'''

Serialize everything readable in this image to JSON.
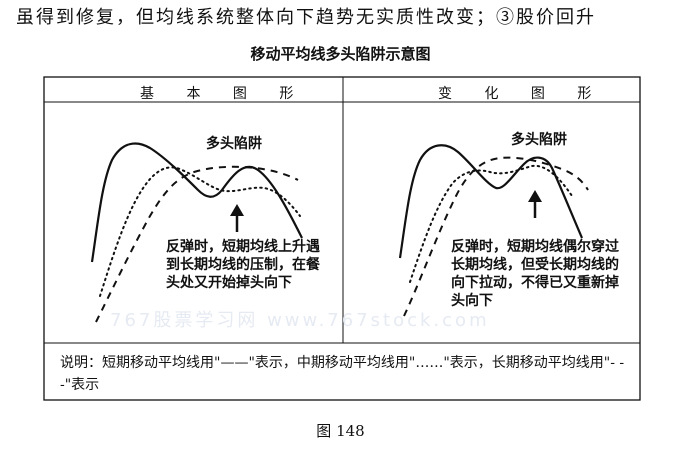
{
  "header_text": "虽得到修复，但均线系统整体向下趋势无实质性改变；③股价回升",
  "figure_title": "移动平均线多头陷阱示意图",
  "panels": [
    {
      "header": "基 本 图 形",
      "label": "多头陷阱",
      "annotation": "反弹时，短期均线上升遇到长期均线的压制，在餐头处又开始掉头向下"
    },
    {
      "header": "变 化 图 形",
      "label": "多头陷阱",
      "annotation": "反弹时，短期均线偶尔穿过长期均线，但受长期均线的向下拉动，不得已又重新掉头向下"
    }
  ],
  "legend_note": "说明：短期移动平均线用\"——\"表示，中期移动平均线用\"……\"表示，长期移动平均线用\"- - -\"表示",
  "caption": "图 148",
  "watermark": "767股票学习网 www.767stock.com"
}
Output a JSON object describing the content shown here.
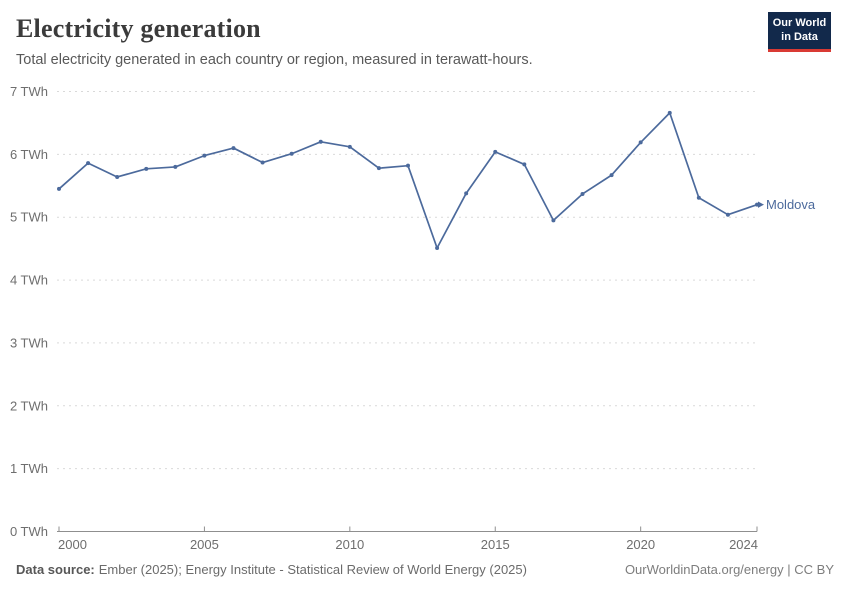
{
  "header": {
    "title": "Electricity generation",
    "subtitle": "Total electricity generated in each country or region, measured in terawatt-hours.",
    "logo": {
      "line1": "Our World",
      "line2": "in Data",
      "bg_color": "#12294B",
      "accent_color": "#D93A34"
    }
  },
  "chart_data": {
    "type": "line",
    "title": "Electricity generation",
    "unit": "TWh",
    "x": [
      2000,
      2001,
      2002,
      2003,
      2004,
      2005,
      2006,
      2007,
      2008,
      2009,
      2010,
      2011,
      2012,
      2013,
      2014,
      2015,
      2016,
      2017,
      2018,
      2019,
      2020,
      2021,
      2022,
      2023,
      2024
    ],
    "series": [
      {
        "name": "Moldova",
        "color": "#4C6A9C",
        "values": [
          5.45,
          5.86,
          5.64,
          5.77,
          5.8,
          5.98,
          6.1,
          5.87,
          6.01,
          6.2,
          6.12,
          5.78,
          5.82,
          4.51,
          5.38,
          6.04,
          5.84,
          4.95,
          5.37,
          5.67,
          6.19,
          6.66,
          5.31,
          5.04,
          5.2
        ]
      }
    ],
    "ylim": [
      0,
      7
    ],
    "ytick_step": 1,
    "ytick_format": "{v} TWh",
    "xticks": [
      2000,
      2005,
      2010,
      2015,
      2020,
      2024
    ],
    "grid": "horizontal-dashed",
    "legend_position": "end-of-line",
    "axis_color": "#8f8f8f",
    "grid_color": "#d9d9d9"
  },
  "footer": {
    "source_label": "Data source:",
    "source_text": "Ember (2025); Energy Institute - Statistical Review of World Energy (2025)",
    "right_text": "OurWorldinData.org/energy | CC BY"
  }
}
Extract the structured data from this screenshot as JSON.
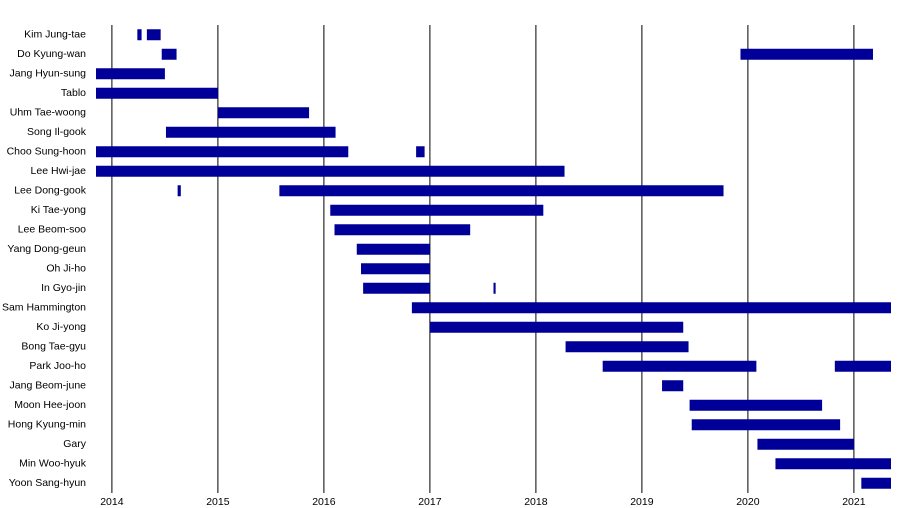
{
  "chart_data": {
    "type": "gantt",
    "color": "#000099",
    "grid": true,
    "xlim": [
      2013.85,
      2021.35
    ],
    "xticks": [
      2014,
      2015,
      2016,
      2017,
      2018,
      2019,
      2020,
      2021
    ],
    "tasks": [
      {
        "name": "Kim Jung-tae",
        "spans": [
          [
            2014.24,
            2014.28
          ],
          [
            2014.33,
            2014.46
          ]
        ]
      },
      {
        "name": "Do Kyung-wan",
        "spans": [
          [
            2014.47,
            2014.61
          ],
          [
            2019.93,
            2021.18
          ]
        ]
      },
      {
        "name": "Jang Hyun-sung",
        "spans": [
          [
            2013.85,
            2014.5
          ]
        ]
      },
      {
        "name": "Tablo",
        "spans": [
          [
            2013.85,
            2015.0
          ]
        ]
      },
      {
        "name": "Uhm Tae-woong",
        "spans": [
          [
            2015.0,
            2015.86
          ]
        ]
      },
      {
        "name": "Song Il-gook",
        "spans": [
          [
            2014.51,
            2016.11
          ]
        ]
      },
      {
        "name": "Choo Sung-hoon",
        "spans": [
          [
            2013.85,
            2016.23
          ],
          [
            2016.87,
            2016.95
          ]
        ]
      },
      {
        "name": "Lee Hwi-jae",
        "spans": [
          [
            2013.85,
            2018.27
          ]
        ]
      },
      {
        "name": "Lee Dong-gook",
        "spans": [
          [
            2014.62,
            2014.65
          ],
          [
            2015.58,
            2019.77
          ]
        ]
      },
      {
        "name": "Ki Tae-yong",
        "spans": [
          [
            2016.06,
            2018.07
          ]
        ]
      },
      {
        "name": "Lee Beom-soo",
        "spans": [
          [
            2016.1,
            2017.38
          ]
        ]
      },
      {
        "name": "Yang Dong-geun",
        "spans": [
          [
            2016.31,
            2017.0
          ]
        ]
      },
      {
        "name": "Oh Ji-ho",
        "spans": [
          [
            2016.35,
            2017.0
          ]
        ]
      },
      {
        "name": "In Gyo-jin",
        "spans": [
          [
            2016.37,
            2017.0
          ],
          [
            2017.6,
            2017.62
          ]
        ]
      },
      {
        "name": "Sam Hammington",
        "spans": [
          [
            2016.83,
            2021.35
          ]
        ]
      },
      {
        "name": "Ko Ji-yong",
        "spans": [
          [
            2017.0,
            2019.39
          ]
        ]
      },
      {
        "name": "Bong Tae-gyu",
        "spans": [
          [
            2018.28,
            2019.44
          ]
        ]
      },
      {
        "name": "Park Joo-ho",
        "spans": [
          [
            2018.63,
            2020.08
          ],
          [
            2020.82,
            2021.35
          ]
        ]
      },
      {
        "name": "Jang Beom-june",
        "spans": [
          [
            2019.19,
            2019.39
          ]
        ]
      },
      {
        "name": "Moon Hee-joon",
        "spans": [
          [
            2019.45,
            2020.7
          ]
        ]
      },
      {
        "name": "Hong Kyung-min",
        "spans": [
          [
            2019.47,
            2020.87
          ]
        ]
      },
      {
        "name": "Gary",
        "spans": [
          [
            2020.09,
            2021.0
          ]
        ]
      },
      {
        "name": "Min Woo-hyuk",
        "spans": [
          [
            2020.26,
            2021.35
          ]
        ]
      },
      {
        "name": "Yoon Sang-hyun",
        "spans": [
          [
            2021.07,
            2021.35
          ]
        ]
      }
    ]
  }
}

'''

-- Prompt --
Pictures are not part of the copy; reproduce everything else in the records exactly.

-- Exercise response --
Serialize everything readable in this image to JSON.
{
  "header_text": "虽得到修复，但均线系统整体向下趋势无实质性改变；③股价回升",
  "figure_title": "移动平均线多头陷阱示意图",
  "panels": [
    {
      "header": "基 本 图 形",
      "label": "多头陷阱",
      "annotation": "反弹时，短期均线上升遇到长期均线的压制，在餐头处又开始掉头向下"
    },
    {
      "header": "变 化 图 形",
      "label": "多头陷阱",
      "annotation": "反弹时，短期均线偶尔穿过长期均线，但受长期均线的向下拉动，不得已又重新掉头向下"
    }
  ],
  "legend_note": "说明：短期移动平均线用\"——\"表示，中期移动平均线用\"……\"表示，长期移动平均线用\"- - -\"表示",
  "caption": "图 148",
  "watermark": "767股票学习网 www.767stock.com"
}
Output a JSON object describing the content shown here.
{
  "header": {
    "title": "Electricity generation",
    "subtitle": "Total electricity generated in each country or region, measured in terawatt-hours.",
    "logo": {
      "line1": "Our World",
      "line2": "in Data",
      "bg_color": "#12294B",
      "accent_color": "#D93A34"
    }
  },
  "chart_data": {
    "type": "line",
    "title": "Electricity generation",
    "unit": "TWh",
    "x": [
      2000,
      2001,
      2002,
      2003,
      2004,
      2005,
      2006,
      2007,
      2008,
      2009,
      2010,
      2011,
      2012,
      2013,
      2014,
      2015,
      2016,
      2017,
      2018,
      2019,
      2020,
      2021,
      2022,
      2023,
      2024
    ],
    "series": [
      {
        "name": "Moldova",
        "color": "#4C6A9C",
        "values": [
          5.45,
          5.86,
          5.64,
          5.77,
          5.8,
          5.98,
          6.1,
          5.87,
          6.01,
          6.2,
          6.12,
          5.78,
          5.82,
          4.51,
          5.38,
          6.04,
          5.84,
          4.95,
          5.37,
          5.67,
          6.19,
          6.66,
          5.31,
          5.04,
          5.2
        ]
      }
    ],
    "ylim": [
      0,
      7
    ],
    "ytick_step": 1,
    "ytick_format": "{v} TWh",
    "xticks": [
      2000,
      2005,
      2010,
      2015,
      2020,
      2024
    ],
    "grid": "horizontal-dashed",
    "legend_position": "end-of-line",
    "axis_color": "#8f8f8f",
    "grid_color": "#d9d9d9"
  },
  "footer": {
    "source_label": "Data source:",
    "source_text": "Ember (2025); Energy Institute - Statistical Review of World Energy (2025)",
    "right_text": "OurWorldinData.org/energy | CC BY"
  }
}
Extract the structured data from this screenshot as JSON.
{
  "chart_data": {
    "type": "gantt",
    "color": "#000099",
    "grid": true,
    "xlim": [
      2013.85,
      2021.35
    ],
    "xticks": [
      2014,
      2015,
      2016,
      2017,
      2018,
      2019,
      2020,
      2021
    ],
    "tasks": [
      {
        "name": "Kim Jung-tae",
        "spans": [
          [
            2014.24,
            2014.28
          ],
          [
            2014.33,
            2014.46
          ]
        ]
      },
      {
        "name": "Do Kyung-wan",
        "spans": [
          [
            2014.47,
            2014.61
          ],
          [
            2019.93,
            2021.18
          ]
        ]
      },
      {
        "name": "Jang Hyun-sung",
        "spans": [
          [
            2013.85,
            2014.5
          ]
        ]
      },
      {
        "name": "Tablo",
        "spans": [
          [
            2013.85,
            2015.0
          ]
        ]
      },
      {
        "name": "Uhm Tae-woong",
        "spans": [
          [
            2015.0,
            2015.86
          ]
        ]
      },
      {
        "name": "Song Il-gook",
        "spans": [
          [
            2014.51,
            2016.11
          ]
        ]
      },
      {
        "name": "Choo Sung-hoon",
        "spans": [
          [
            2013.85,
            2016.23
          ],
          [
            2016.87,
            2016.95
          ]
        ]
      },
      {
        "name": "Lee Hwi-jae",
        "spans": [
          [
            2013.85,
            2018.27
          ]
        ]
      },
      {
        "name": "Lee Dong-gook",
        "spans": [
          [
            2014.62,
            2014.65
          ],
          [
            2015.58,
            2019.77
          ]
        ]
      },
      {
        "name": "Ki Tae-yong",
        "spans": [
          [
            2016.06,
            2018.07
          ]
        ]
      },
      {
        "name": "Lee Beom-soo",
        "spans": [
          [
            2016.1,
            2017.38
          ]
        ]
      },
      {
        "name": "Yang Dong-geun",
        "spans": [
          [
            2016.31,
            2017.0
          ]
        ]
      },
      {
        "name": "Oh Ji-ho",
        "spans": [
          [
            2016.35,
            2017.0
          ]
        ]
      },
      {
        "name": "In Gyo-jin",
        "spans": [
          [
            2016.37,
            2017.0
          ],
          [
            2017.6,
            2017.62
          ]
        ]
      },
      {
        "name": "Sam Hammington",
        "spans": [
          [
            2016.83,
            2021.35
          ]
        ]
      },
      {
        "name": "Ko Ji-yong",
        "spans": [
          [
            2017.0,
            2019.39
          ]
        ]
      },
      {
        "name": "Bong Tae-gyu",
        "spans": [
          [
            2018.28,
            2019.44
          ]
        ]
      },
      {
        "name": "Park Joo-ho",
        "spans": [
          [
            2018.63,
            2020.08
          ],
          [
            2020.82,
            2021.35
          ]
        ]
      },
      {
        "name": "Jang Beom-june",
        "spans": [
          [
            2019.19,
            2019.39
          ]
        ]
      },
      {
        "name": "Moon Hee-joon",
        "spans": [
          [
            2019.45,
            2020.7
          ]
        ]
      },
      {
        "name": "Hong Kyung-min",
        "spans": [
          [
            2019.47,
            2020.87
          ]
        ]
      },
      {
        "name": "Gary",
        "spans": [
          [
            2020.09,
            2021.0
          ]
        ]
      },
      {
        "name": "Min Woo-hyuk",
        "spans": [
          [
            2020.26,
            2021.35
          ]
        ]
      },
      {
        "name": "Yoon Sang-hyun",
        "spans": [
          [
            2021.07,
            2021.35
          ]
        ]
      }
    ]
  }
}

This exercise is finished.